THE TASK:
Could you transcribe every record below exactly as written, leaving out any pictures?

[Figure record listings]
'''
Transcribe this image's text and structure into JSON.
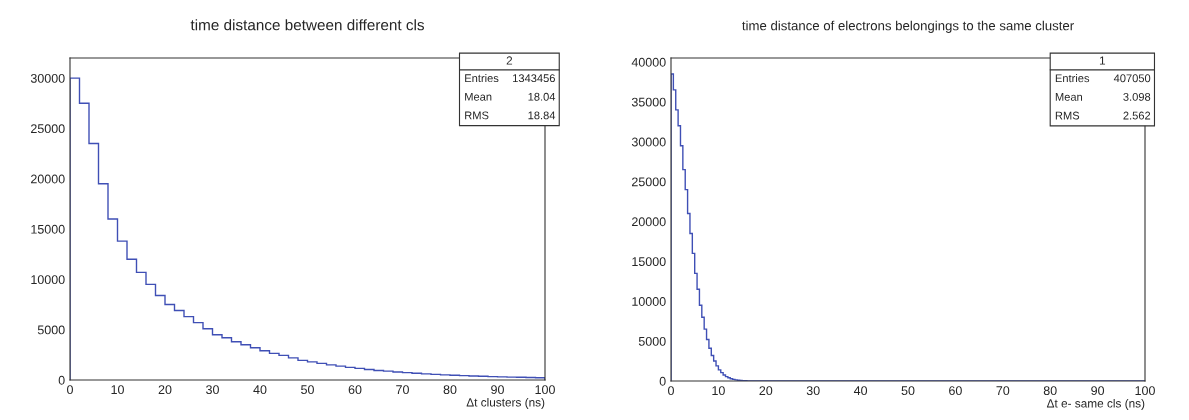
{
  "chart_data": [
    {
      "type": "histogram",
      "title": "time distance between different cls",
      "xlabel": "Δt clusters (ns)",
      "annotations": [
        "2",
        "Entries",
        "1343456",
        "Mean",
        "18.04",
        "RMS",
        "18.84"
      ],
      "bins": [
        0,
        2,
        4,
        6,
        8,
        10,
        12,
        14,
        16,
        18,
        20,
        22,
        24,
        26,
        28,
        30,
        32,
        34,
        36,
        38,
        40,
        42,
        44,
        46,
        48,
        50,
        52,
        54,
        56,
        58,
        60,
        62,
        64,
        66,
        68,
        70,
        72,
        74,
        76,
        78,
        80,
        82,
        84,
        86,
        88,
        90,
        92,
        94,
        96,
        98,
        100
      ],
      "values": [
        30000,
        27500,
        23500,
        19500,
        16000,
        13800,
        12000,
        10700,
        9500,
        8400,
        7500,
        6900,
        6300,
        5700,
        5100,
        4500,
        4200,
        3800,
        3500,
        3200,
        2900,
        2650,
        2450,
        2200,
        1950,
        1800,
        1650,
        1500,
        1380,
        1250,
        1150,
        1050,
        950,
        880,
        800,
        730,
        670,
        610,
        560,
        510,
        470,
        430,
        400,
        370,
        340,
        310,
        290,
        270,
        250,
        230
      ],
      "color": "#3f4fb5",
      "xlim": [
        0,
        100
      ],
      "xticks": [
        0,
        10,
        20,
        30,
        40,
        50,
        60,
        70,
        80,
        90,
        100
      ],
      "ylim": [
        0,
        32000
      ],
      "yticks": [
        0,
        5000,
        10000,
        15000,
        20000,
        25000,
        30000
      ],
      "grid": false,
      "legend": false
    },
    {
      "type": "histogram",
      "title": "time distance of electrons belongings to the same cluster",
      "xlabel": "Δt e- same cls (ns)",
      "annotations": [
        "1",
        "Entries",
        "407050",
        "Mean",
        "3.098",
        "RMS",
        "2.562"
      ],
      "bins": [
        0,
        0.5,
        1,
        1.5,
        2,
        2.5,
        3,
        3.5,
        4,
        4.5,
        5,
        5.5,
        6,
        6.5,
        7,
        7.5,
        8,
        8.5,
        9,
        9.5,
        10,
        10.5,
        11,
        11.5,
        12,
        12.5,
        13,
        13.5,
        14,
        14.5,
        15,
        15.5,
        16,
        100
      ],
      "values": [
        38500,
        36500,
        34000,
        32000,
        29500,
        26500,
        24000,
        21000,
        18500,
        16000,
        13500,
        11500,
        9500,
        8000,
        6500,
        5200,
        4100,
        3200,
        2500,
        1900,
        1400,
        1050,
        750,
        550,
        400,
        280,
        200,
        140,
        100,
        70,
        50,
        30,
        0
      ],
      "color": "#3f4fb5",
      "xlim": [
        0,
        100
      ],
      "xticks": [
        0,
        10,
        20,
        30,
        40,
        50,
        60,
        70,
        80,
        90,
        100
      ],
      "ylim": [
        0,
        40500
      ],
      "yticks": [
        0,
        5000,
        10000,
        15000,
        20000,
        25000,
        30000,
        35000,
        40000
      ],
      "grid": false,
      "legend": false
    }
  ]
}
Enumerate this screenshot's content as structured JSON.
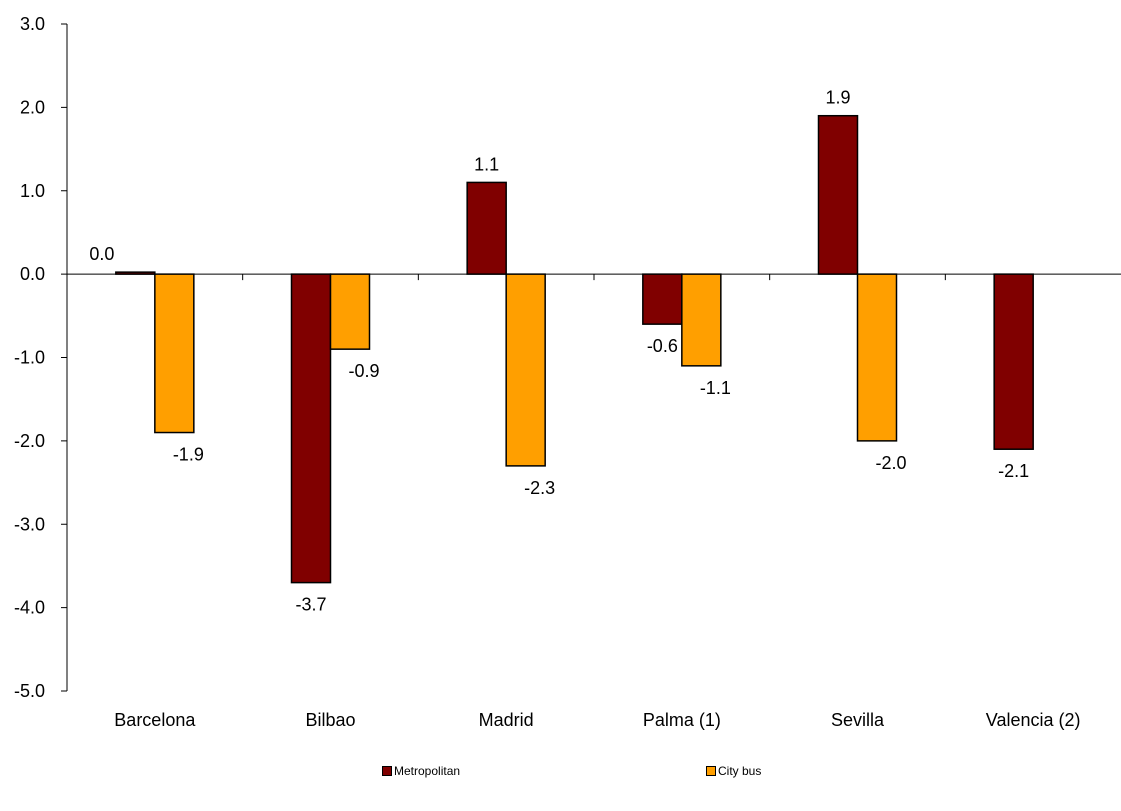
{
  "chart_data": {
    "type": "bar",
    "categories": [
      "Barcelona",
      "Bilbao",
      "Madrid",
      "Palma (1)",
      "Sevilla",
      "Valencia (2)"
    ],
    "series": [
      {
        "name": "Metropolitan",
        "color": "#800000",
        "values": [
          0.0,
          -3.7,
          1.1,
          -0.6,
          1.9,
          -2.1
        ],
        "labels": [
          "0.0",
          "-3.7",
          "1.1",
          "-0.6",
          "1.9",
          "-2.1"
        ]
      },
      {
        "name": "City bus",
        "color": "#FF9F00",
        "values": [
          -1.9,
          -0.9,
          -2.3,
          -1.1,
          -2.0,
          null
        ],
        "labels": [
          "-1.9",
          "-0.9",
          "-2.3",
          "-1.1",
          "-2.0",
          null
        ]
      }
    ],
    "ylim": [
      -5.0,
      3.0
    ],
    "yticks": [
      "3.0",
      "2.0",
      "1.0",
      "0.0",
      "-1.0",
      "-2.0",
      "-3.0",
      "-4.0",
      "-5.0"
    ],
    "ytick_values": [
      3,
      2,
      1,
      0,
      -1,
      -2,
      -3,
      -4,
      -5
    ],
    "title": "",
    "xlabel": "",
    "ylabel": "",
    "grid": false,
    "legend_position": "bottom"
  }
}
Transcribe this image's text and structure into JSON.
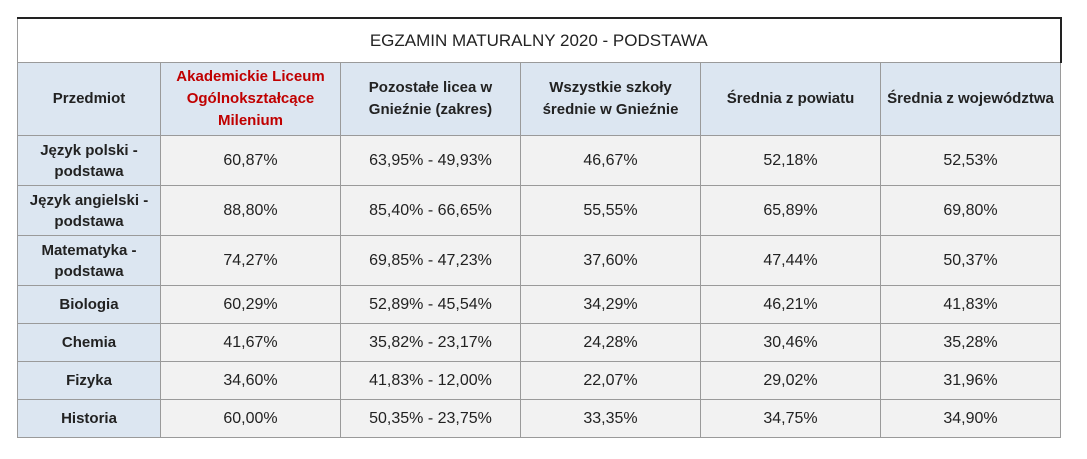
{
  "table": {
    "title": "EGZAMIN MATURALNY 2020 - PODSTAWA",
    "header": [
      "Przedmiot",
      "Akademickie Liceum Ogólnokształcące Milenium",
      "Pozostałe licea w Gnieźnie (zakres)",
      "Wszystkie szkoły średnie w Gnieźnie",
      "Średnia z powiatu",
      "Średnia z województwa"
    ],
    "rows": [
      [
        "Język polski - podstawa",
        "60,87%",
        "63,95% - 49,93%",
        "46,67%",
        "52,18%",
        "52,53%"
      ],
      [
        "Język angielski - podstawa",
        "88,80%",
        "85,40% - 66,65%",
        "55,55%",
        "65,89%",
        "69,80%"
      ],
      [
        "Matematyka - podstawa",
        "74,27%",
        "69,85% - 47,23%",
        "37,60%",
        "47,44%",
        "50,37%"
      ],
      [
        "Biologia",
        "60,29%",
        "52,89% - 45,54%",
        "34,29%",
        "46,21%",
        "41,83%"
      ],
      [
        "Chemia",
        "41,67%",
        "35,82% - 23,17%",
        "24,28%",
        "30,46%",
        "35,28%"
      ],
      [
        "Fizyka",
        "34,60%",
        "41,83% - 12,00%",
        "22,07%",
        "29,02%",
        "31,96%"
      ],
      [
        "Historia",
        "60,00%",
        "50,35% - 23,75%",
        "33,35%",
        "34,75%",
        "34,90%"
      ]
    ]
  }
}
'''
SOLUTION TO THE PROBLEM:
Transcribe this image's text and structure into JSON.
{
  "chart_data": [
    {
      "type": "histogram",
      "title": "time distance between different cls",
      "xlabel": "Δt clusters (ns)",
      "annotations": [
        "2",
        "Entries",
        "1343456",
        "Mean",
        "18.04",
        "RMS",
        "18.84"
      ],
      "bins": [
        0,
        2,
        4,
        6,
        8,
        10,
        12,
        14,
        16,
        18,
        20,
        22,
        24,
        26,
        28,
        30,
        32,
        34,
        36,
        38,
        40,
        42,
        44,
        46,
        48,
        50,
        52,
        54,
        56,
        58,
        60,
        62,
        64,
        66,
        68,
        70,
        72,
        74,
        76,
        78,
        80,
        82,
        84,
        86,
        88,
        90,
        92,
        94,
        96,
        98,
        100
      ],
      "values": [
        30000,
        27500,
        23500,
        19500,
        16000,
        13800,
        12000,
        10700,
        9500,
        8400,
        7500,
        6900,
        6300,
        5700,
        5100,
        4500,
        4200,
        3800,
        3500,
        3200,
        2900,
        2650,
        2450,
        2200,
        1950,
        1800,
        1650,
        1500,
        1380,
        1250,
        1150,
        1050,
        950,
        880,
        800,
        730,
        670,
        610,
        560,
        510,
        470,
        430,
        400,
        370,
        340,
        310,
        290,
        270,
        250,
        230
      ],
      "color": "#3f4fb5",
      "xlim": [
        0,
        100
      ],
      "xticks": [
        0,
        10,
        20,
        30,
        40,
        50,
        60,
        70,
        80,
        90,
        100
      ],
      "ylim": [
        0,
        32000
      ],
      "yticks": [
        0,
        5000,
        10000,
        15000,
        20000,
        25000,
        30000
      ],
      "grid": false,
      "legend": false
    },
    {
      "type": "histogram",
      "title": "time distance of electrons belongings to the same cluster",
      "xlabel": "Δt e- same cls (ns)",
      "annotations": [
        "1",
        "Entries",
        "407050",
        "Mean",
        "3.098",
        "RMS",
        "2.562"
      ],
      "bins": [
        0,
        0.5,
        1,
        1.5,
        2,
        2.5,
        3,
        3.5,
        4,
        4.5,
        5,
        5.5,
        6,
        6.5,
        7,
        7.5,
        8,
        8.5,
        9,
        9.5,
        10,
        10.5,
        11,
        11.5,
        12,
        12.5,
        13,
        13.5,
        14,
        14.5,
        15,
        15.5,
        16,
        100
      ],
      "values": [
        38500,
        36500,
        34000,
        32000,
        29500,
        26500,
        24000,
        21000,
        18500,
        16000,
        13500,
        11500,
        9500,
        8000,
        6500,
        5200,
        4100,
        3200,
        2500,
        1900,
        1400,
        1050,
        750,
        550,
        400,
        280,
        200,
        140,
        100,
        70,
        50,
        30,
        0
      ],
      "color": "#3f4fb5",
      "xlim": [
        0,
        100
      ],
      "xticks": [
        0,
        10,
        20,
        30,
        40,
        50,
        60,
        70,
        80,
        90,
        100
      ],
      "ylim": [
        0,
        40500
      ],
      "yticks": [
        0,
        5000,
        10000,
        15000,
        20000,
        25000,
        30000,
        35000,
        40000
      ],
      "grid": false,
      "legend": false
    }
  ]
}
Enumerate this screenshot's content as structured JSON.
{
  "chart_data": {
    "type": "bar",
    "categories": [
      "Barcelona",
      "Bilbao",
      "Madrid",
      "Palma (1)",
      "Sevilla",
      "Valencia (2)"
    ],
    "series": [
      {
        "name": "Metropolitan",
        "color": "#800000",
        "values": [
          0.0,
          -3.7,
          1.1,
          -0.6,
          1.9,
          -2.1
        ],
        "labels": [
          "0.0",
          "-3.7",
          "1.1",
          "-0.6",
          "1.9",
          "-2.1"
        ]
      },
      {
        "name": "City bus",
        "color": "#FF9F00",
        "values": [
          -1.9,
          -0.9,
          -2.3,
          -1.1,
          -2.0,
          null
        ],
        "labels": [
          "-1.9",
          "-0.9",
          "-2.3",
          "-1.1",
          "-2.0",
          null
        ]
      }
    ],
    "ylim": [
      -5.0,
      3.0
    ],
    "yticks": [
      "3.0",
      "2.0",
      "1.0",
      "0.0",
      "-1.0",
      "-2.0",
      "-3.0",
      "-4.0",
      "-5.0"
    ],
    "ytick_values": [
      3,
      2,
      1,
      0,
      -1,
      -2,
      -3,
      -4,
      -5
    ],
    "title": "",
    "xlabel": "",
    "ylabel": "",
    "grid": false,
    "legend_position": "bottom"
  }
}
Transcribe this image's text and structure into JSON.
{
  "table": {
    "title": "EGZAMIN MATURALNY 2020 - PODSTAWA",
    "header": [
      "Przedmiot",
      "Akademickie Liceum Ogólnokształcące Milenium",
      "Pozostałe licea w Gnieźnie (zakres)",
      "Wszystkie szkoły średnie w Gnieźnie",
      "Średnia z powiatu",
      "Średnia z województwa"
    ],
    "rows": [
      [
        "Język polski - podstawa",
        "60,87%",
        "63,95% - 49,93%",
        "46,67%",
        "52,18%",
        "52,53%"
      ],
      [
        "Język angielski - podstawa",
        "88,80%",
        "85,40% - 66,65%",
        "55,55%",
        "65,89%",
        "69,80%"
      ],
      [
        "Matematyka - podstawa",
        "74,27%",
        "69,85% - 47,23%",
        "37,60%",
        "47,44%",
        "50,37%"
      ],
      [
        "Biologia",
        "60,29%",
        "52,89% - 45,54%",
        "34,29%",
        "46,21%",
        "41,83%"
      ],
      [
        "Chemia",
        "41,67%",
        "35,82% - 23,17%",
        "24,28%",
        "30,46%",
        "35,28%"
      ],
      [
        "Fizyka",
        "34,60%",
        "41,83% - 12,00%",
        "22,07%",
        "29,02%",
        "31,96%"
      ],
      [
        "Historia",
        "60,00%",
        "50,35% - 23,75%",
        "33,35%",
        "34,75%",
        "34,90%"
      ]
    ]
  }
}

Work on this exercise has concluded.